• [Record set]
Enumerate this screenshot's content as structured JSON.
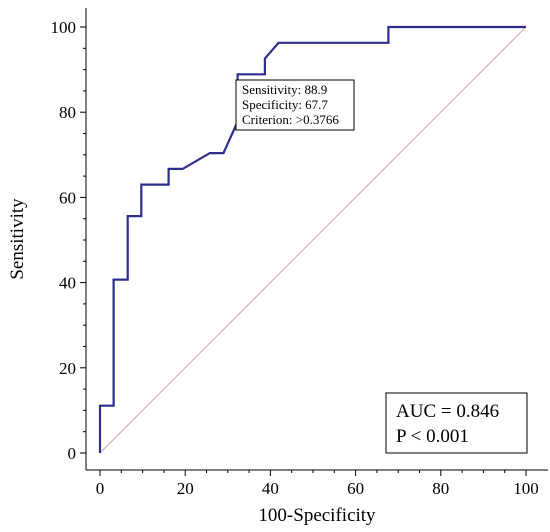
{
  "chart_data": {
    "type": "line",
    "xlabel": "100-Specificity",
    "ylabel": "Sensitivity",
    "xlim": [
      0,
      100
    ],
    "ylim": [
      0,
      100
    ],
    "x_ticks": [
      0,
      20,
      40,
      60,
      80,
      100
    ],
    "y_ticks": [
      0,
      20,
      40,
      60,
      80,
      100
    ],
    "x_tick_labels": [
      "0",
      "20",
      "40",
      "60",
      "80",
      "100"
    ],
    "y_tick_labels": [
      "0",
      "20",
      "40",
      "60",
      "80",
      "100"
    ],
    "grid": false,
    "series": [
      {
        "role": "roc-curve",
        "color": "#2e2f8c",
        "x": [
          0,
          0,
          3.2,
          3.2,
          6.5,
          6.5,
          9.7,
          9.7,
          16.1,
          16.1,
          19.4,
          25.8,
          29.0,
          32.3,
          32.3,
          38.7,
          38.7,
          41.9,
          67.7,
          67.7,
          100
        ],
        "y": [
          0,
          11.1,
          11.1,
          40.7,
          40.7,
          55.6,
          55.6,
          63.0,
          63.0,
          66.7,
          66.7,
          70.4,
          70.4,
          77.8,
          88.9,
          88.9,
          92.6,
          96.3,
          96.3,
          100,
          100
        ]
      },
      {
        "role": "reference-diagonal",
        "color": "#d9a59a",
        "x": [
          0,
          100
        ],
        "y": [
          0,
          100
        ]
      }
    ],
    "annotations": {
      "criterion_box": {
        "lines": [
          "Sensitivity: 88.9",
          "Specificity: 67.7",
          "Criterion: >0.3766"
        ]
      },
      "stats_box": {
        "lines": [
          "AUC = 0.846",
          "P < 0.001"
        ]
      }
    }
  }
}
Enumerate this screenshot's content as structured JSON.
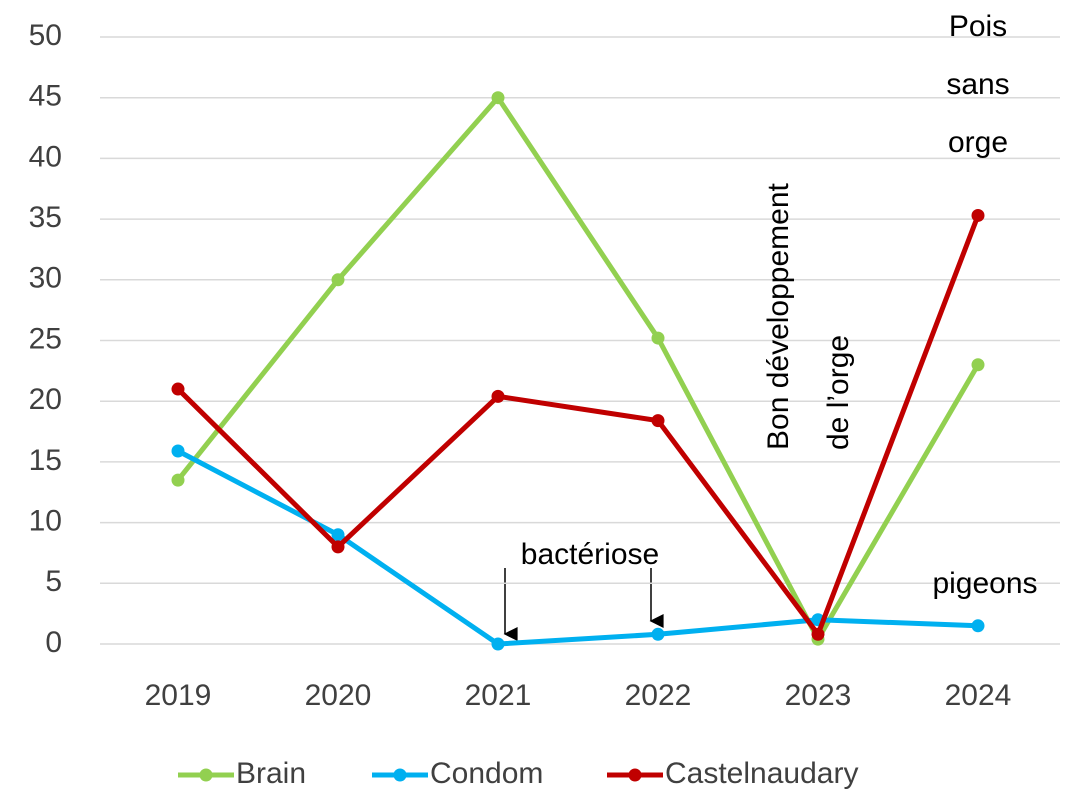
{
  "chart_data": {
    "type": "line",
    "categories": [
      "2019",
      "2020",
      "2021",
      "2022",
      "2023",
      "2024"
    ],
    "series": [
      {
        "name": "Brain",
        "color": "#92d050",
        "values": [
          13.5,
          30,
          45,
          25.2,
          0.4,
          23
        ]
      },
      {
        "name": "Condom",
        "color": "#00b0f0",
        "values": [
          15.9,
          9,
          0,
          0.8,
          2,
          1.5
        ]
      },
      {
        "name": "Castelnaudary",
        "color": "#c00000",
        "values": [
          21,
          8,
          20.4,
          18.4,
          0.8,
          35.3
        ]
      }
    ],
    "ylim": [
      0,
      50
    ],
    "yticks": [
      0,
      5,
      10,
      15,
      20,
      25,
      30,
      35,
      40,
      45,
      50
    ],
    "grid": true,
    "annotations": [
      {
        "lines": [
          "bactériose"
        ]
      },
      {
        "lines": [
          "Bon développement",
          "de l’orge"
        ]
      },
      {
        "lines": [
          "Pois",
          "sans",
          "orge"
        ]
      },
      {
        "lines": [
          "pigeons"
        ]
      }
    ]
  }
}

• [Task statement]
Pictures stay out of the copy; please restate every record above exactly.

• [Reply]
Enumerate this screenshot's content as structured JSON.
{
  "chart_data": {
    "type": "line",
    "xlabel": "100-Specificity",
    "ylabel": "Sensitivity",
    "xlim": [
      0,
      100
    ],
    "ylim": [
      0,
      100
    ],
    "x_ticks": [
      0,
      20,
      40,
      60,
      80,
      100
    ],
    "y_ticks": [
      0,
      20,
      40,
      60,
      80,
      100
    ],
    "x_tick_labels": [
      "0",
      "20",
      "40",
      "60",
      "80",
      "100"
    ],
    "y_tick_labels": [
      "0",
      "20",
      "40",
      "60",
      "80",
      "100"
    ],
    "grid": false,
    "series": [
      {
        "role": "roc-curve",
        "color": "#2e2f8c",
        "x": [
          0,
          0,
          3.2,
          3.2,
          6.5,
          6.5,
          9.7,
          9.7,
          16.1,
          16.1,
          19.4,
          25.8,
          29.0,
          32.3,
          32.3,
          38.7,
          38.7,
          41.9,
          67.7,
          67.7,
          100
        ],
        "y": [
          0,
          11.1,
          11.1,
          40.7,
          40.7,
          55.6,
          55.6,
          63.0,
          63.0,
          66.7,
          66.7,
          70.4,
          70.4,
          77.8,
          88.9,
          88.9,
          92.6,
          96.3,
          96.3,
          100,
          100
        ]
      },
      {
        "role": "reference-diagonal",
        "color": "#d9a59a",
        "x": [
          0,
          100
        ],
        "y": [
          0,
          100
        ]
      }
    ],
    "annotations": {
      "criterion_box": {
        "lines": [
          "Sensitivity: 88.9",
          "Specificity: 67.7",
          "Criterion: >0.3766"
        ]
      },
      "stats_box": {
        "lines": [
          "AUC = 0.846",
          "P < 0.001"
        ]
      }
    }
  }
}
Enumerate this screenshot's content as structured JSON.
{
  "chart_data": {
    "type": "line",
    "categories": [
      "2019",
      "2020",
      "2021",
      "2022",
      "2023",
      "2024"
    ],
    "series": [
      {
        "name": "Brain",
        "color": "#92d050",
        "values": [
          13.5,
          30,
          45,
          25.2,
          0.4,
          23
        ]
      },
      {
        "name": "Condom",
        "color": "#00b0f0",
        "values": [
          15.9,
          9,
          0,
          0.8,
          2,
          1.5
        ]
      },
      {
        "name": "Castelnaudary",
        "color": "#c00000",
        "values": [
          21,
          8,
          20.4,
          18.4,
          0.8,
          35.3
        ]
      }
    ],
    "ylim": [
      0,
      50
    ],
    "yticks": [
      0,
      5,
      10,
      15,
      20,
      25,
      30,
      35,
      40,
      45,
      50
    ],
    "grid": true,
    "annotations": [
      {
        "lines": [
          "bactériose"
        ]
      },
      {
        "lines": [
          "Bon développement",
          "de l’orge"
        ]
      },
      {
        "lines": [
          "Pois",
          "sans",
          "orge"
        ]
      },
      {
        "lines": [
          "pigeons"
        ]
      }
    ]
  }
}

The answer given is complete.